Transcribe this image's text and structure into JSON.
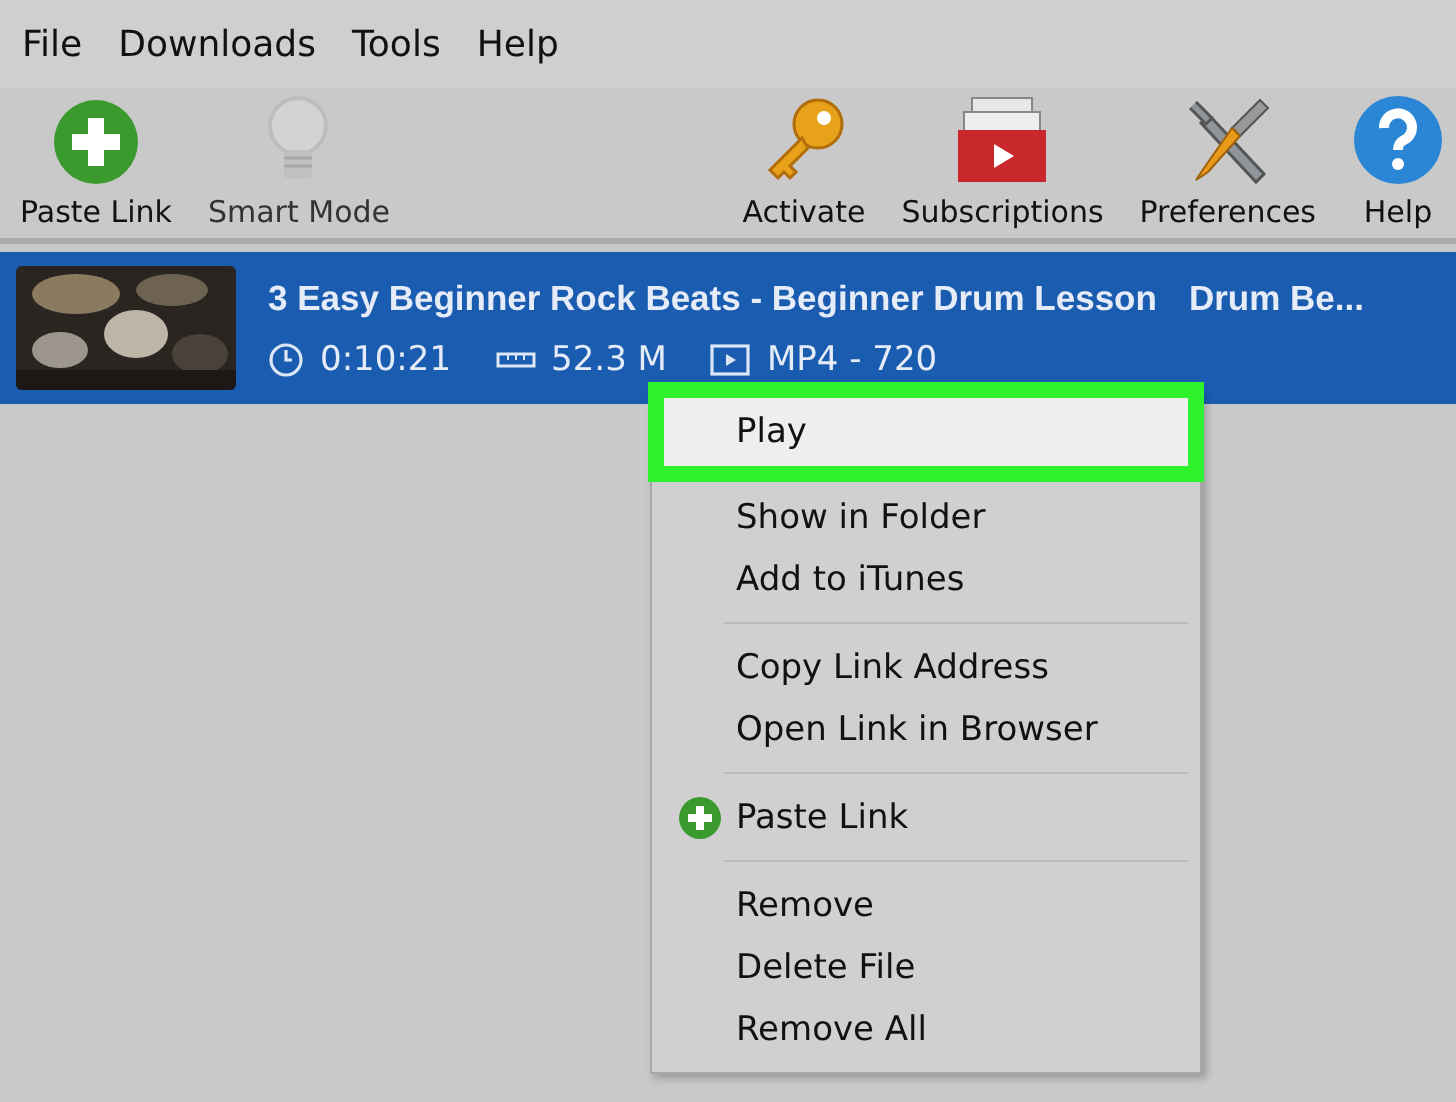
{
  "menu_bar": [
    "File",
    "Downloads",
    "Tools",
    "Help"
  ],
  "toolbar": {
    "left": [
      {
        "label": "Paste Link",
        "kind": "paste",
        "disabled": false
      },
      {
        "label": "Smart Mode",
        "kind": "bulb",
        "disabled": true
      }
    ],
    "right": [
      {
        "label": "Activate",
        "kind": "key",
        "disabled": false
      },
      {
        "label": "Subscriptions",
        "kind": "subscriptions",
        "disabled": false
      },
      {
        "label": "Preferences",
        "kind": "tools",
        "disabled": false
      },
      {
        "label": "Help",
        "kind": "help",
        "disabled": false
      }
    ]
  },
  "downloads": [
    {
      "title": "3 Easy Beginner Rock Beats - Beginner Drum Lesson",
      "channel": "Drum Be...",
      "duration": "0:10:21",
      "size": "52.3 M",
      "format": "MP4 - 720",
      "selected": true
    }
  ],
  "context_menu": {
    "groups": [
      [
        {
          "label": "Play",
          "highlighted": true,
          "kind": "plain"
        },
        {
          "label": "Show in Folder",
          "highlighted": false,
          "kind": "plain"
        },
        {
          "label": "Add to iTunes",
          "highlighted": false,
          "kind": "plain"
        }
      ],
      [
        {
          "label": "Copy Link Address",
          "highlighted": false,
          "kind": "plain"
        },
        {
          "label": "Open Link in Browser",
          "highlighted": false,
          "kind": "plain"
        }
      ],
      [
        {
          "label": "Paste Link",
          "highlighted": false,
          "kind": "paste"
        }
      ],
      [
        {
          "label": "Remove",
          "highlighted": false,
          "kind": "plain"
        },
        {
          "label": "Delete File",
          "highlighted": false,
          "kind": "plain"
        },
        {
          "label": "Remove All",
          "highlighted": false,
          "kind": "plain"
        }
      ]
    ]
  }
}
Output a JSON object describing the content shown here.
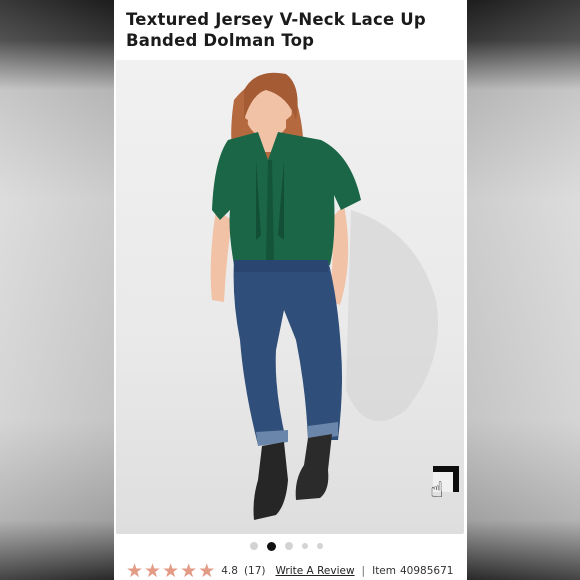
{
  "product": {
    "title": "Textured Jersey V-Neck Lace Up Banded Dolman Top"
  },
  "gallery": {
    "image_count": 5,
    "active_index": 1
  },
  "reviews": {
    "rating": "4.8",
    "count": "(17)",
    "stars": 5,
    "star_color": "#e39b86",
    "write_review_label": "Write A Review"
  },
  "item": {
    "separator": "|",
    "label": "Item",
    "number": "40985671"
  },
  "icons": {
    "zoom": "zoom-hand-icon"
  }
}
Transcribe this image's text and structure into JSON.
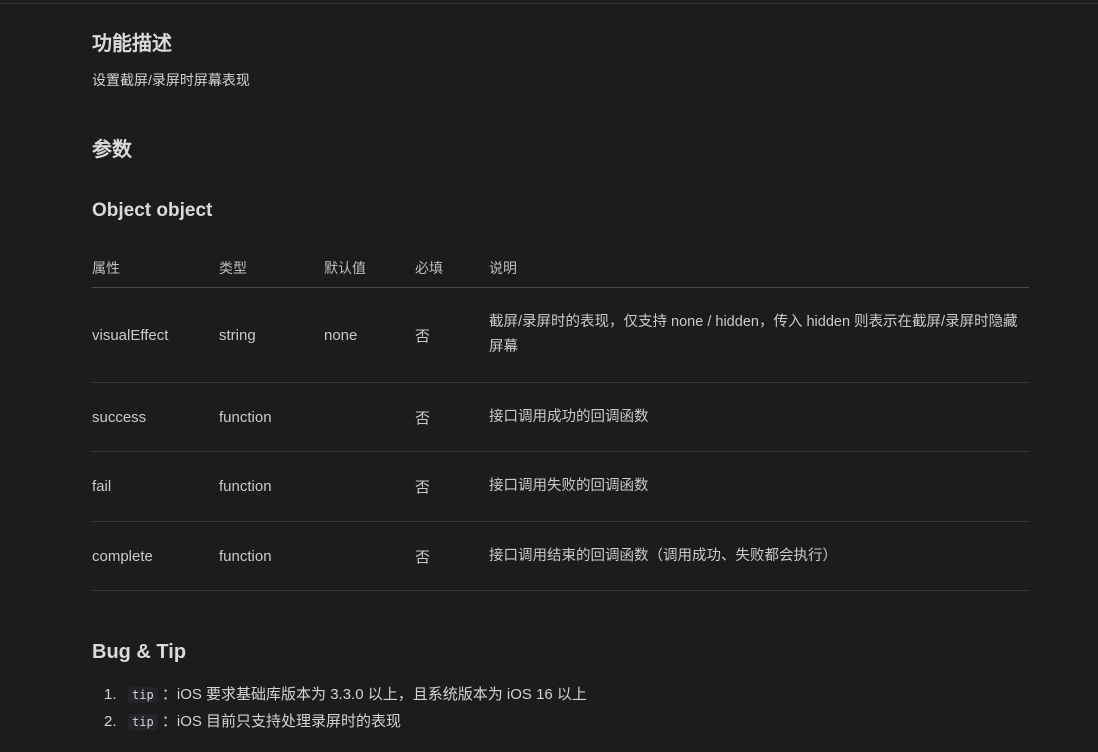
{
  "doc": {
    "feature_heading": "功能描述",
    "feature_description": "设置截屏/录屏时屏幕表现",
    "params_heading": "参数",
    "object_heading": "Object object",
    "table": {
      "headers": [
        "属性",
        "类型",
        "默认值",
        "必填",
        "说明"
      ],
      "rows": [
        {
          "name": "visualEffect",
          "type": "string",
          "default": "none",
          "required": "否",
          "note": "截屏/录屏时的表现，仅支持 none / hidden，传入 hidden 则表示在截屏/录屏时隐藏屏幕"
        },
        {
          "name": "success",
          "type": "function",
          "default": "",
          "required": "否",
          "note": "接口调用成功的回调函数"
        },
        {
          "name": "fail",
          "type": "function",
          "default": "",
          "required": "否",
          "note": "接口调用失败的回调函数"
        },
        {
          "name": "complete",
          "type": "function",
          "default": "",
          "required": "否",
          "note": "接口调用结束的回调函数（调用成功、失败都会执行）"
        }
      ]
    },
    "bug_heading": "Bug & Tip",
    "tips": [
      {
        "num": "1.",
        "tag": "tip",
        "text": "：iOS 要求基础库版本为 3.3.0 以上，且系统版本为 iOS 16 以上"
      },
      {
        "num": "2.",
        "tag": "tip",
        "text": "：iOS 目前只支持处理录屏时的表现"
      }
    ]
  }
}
□ □ □ □ □
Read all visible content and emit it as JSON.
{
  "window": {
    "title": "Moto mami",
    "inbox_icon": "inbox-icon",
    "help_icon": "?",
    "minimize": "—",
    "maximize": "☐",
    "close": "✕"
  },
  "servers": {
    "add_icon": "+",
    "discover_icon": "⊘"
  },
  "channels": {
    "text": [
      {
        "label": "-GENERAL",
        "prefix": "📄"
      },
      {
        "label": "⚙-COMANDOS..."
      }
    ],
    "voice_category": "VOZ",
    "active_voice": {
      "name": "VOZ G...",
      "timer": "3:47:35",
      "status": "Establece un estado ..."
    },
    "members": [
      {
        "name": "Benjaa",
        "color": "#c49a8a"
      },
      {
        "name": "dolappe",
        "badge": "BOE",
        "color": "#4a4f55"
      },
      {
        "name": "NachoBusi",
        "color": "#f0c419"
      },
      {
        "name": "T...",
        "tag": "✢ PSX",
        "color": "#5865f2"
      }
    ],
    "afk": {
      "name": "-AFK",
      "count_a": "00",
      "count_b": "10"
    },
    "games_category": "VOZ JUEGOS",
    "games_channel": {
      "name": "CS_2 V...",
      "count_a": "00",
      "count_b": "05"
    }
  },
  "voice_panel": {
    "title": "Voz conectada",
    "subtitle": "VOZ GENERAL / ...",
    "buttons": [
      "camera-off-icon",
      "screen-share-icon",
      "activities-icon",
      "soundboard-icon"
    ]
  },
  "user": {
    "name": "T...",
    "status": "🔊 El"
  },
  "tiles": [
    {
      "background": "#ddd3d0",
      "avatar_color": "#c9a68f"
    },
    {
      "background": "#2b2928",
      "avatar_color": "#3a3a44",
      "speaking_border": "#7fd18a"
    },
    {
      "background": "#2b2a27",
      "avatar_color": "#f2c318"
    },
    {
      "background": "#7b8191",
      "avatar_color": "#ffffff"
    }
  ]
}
□ □ □ □ □
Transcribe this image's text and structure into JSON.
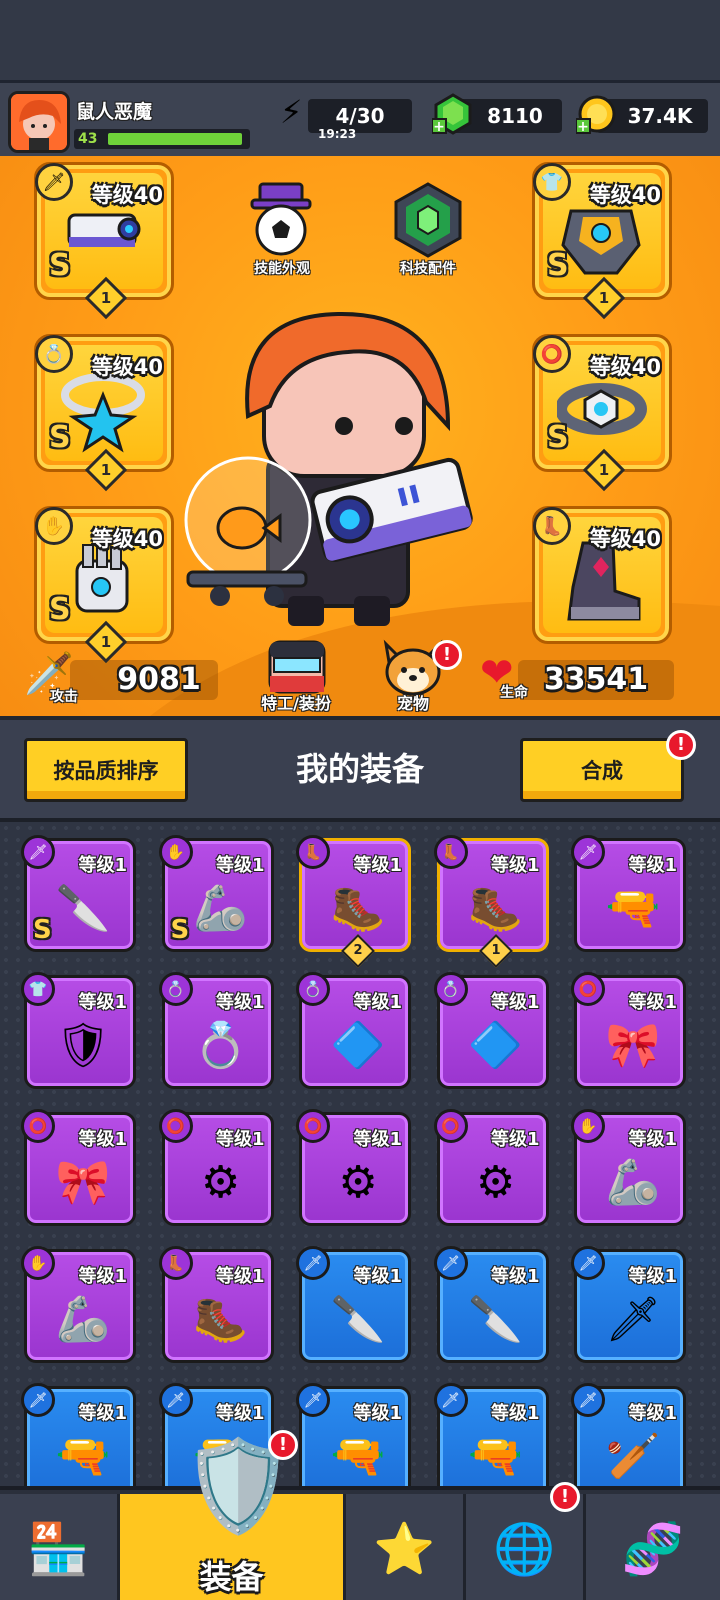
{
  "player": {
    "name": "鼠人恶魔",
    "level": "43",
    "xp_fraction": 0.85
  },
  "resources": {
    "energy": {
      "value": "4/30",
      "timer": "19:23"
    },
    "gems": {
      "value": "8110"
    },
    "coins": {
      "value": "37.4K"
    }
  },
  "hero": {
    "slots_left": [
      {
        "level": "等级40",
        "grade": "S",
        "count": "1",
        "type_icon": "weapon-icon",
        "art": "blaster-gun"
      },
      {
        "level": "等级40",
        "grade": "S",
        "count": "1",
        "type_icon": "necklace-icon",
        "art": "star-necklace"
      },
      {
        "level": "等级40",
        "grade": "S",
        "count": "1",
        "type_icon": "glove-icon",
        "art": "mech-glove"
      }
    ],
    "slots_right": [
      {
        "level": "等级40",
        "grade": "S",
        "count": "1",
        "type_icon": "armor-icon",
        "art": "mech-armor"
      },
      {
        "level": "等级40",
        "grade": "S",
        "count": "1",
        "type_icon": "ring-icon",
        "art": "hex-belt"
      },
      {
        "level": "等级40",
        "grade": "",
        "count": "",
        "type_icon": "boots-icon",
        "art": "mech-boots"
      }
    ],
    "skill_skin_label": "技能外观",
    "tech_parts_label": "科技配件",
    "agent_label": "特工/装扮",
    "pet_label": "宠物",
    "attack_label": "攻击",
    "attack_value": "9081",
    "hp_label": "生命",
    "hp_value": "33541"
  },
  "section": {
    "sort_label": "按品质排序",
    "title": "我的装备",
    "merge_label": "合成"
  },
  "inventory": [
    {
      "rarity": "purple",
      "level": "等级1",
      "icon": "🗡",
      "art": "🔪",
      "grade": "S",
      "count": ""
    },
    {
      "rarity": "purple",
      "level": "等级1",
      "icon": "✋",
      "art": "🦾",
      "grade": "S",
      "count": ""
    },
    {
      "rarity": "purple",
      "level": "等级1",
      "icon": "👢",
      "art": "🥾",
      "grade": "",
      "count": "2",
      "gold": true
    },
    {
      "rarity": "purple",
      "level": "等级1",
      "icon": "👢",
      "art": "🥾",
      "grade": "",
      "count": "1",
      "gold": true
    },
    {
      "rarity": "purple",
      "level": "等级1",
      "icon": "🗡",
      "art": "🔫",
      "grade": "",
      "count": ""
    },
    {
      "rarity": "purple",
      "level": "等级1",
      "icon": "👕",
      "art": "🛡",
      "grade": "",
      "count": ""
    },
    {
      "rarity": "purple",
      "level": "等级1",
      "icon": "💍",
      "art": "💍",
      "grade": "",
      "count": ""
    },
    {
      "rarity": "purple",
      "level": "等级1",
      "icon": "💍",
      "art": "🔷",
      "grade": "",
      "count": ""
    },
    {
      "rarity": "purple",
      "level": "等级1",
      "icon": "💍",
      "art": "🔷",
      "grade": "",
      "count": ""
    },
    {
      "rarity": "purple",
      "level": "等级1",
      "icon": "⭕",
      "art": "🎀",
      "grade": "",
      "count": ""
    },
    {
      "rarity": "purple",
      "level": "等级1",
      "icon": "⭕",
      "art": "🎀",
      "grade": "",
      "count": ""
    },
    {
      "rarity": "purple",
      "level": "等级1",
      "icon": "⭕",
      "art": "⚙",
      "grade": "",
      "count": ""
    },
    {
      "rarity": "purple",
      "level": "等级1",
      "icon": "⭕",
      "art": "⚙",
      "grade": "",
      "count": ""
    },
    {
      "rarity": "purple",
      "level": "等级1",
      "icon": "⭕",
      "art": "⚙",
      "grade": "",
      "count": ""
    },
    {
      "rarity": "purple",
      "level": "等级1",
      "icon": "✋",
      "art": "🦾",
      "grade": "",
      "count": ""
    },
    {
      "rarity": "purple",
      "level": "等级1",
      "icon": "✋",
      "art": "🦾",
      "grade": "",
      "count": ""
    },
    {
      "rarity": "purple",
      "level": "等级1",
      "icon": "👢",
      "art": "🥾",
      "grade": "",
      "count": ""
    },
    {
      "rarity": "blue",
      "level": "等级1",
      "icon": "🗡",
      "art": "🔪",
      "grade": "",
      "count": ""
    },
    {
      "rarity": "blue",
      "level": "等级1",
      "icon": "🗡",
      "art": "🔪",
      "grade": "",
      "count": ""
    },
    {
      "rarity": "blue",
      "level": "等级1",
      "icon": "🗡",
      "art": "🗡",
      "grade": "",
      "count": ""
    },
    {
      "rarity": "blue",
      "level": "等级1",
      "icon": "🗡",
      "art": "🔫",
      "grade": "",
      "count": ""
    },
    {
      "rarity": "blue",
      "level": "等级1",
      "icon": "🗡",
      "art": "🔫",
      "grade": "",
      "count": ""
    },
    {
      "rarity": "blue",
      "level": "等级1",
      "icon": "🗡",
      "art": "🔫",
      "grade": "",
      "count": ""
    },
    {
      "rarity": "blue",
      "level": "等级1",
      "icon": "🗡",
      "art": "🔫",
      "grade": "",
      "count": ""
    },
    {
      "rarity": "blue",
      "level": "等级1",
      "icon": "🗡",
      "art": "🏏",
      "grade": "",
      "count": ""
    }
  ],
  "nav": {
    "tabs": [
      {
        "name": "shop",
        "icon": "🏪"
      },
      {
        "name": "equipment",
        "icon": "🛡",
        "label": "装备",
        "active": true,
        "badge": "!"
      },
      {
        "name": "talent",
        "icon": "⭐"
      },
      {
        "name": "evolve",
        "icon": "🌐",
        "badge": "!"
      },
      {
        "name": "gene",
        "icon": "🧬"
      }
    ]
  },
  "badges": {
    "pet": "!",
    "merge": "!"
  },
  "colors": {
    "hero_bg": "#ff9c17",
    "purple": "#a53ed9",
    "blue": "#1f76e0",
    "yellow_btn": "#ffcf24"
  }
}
□ □ □ □ □
**INSTRUCTIONS FOR THE TASK**. Search the lines above for the string "GENERAL" and copy each line that has it.

**ANSWER FOR THE TASK**.
        "label": "-GENERAL",
    "subtitle": "VOZ GENERAL / ...",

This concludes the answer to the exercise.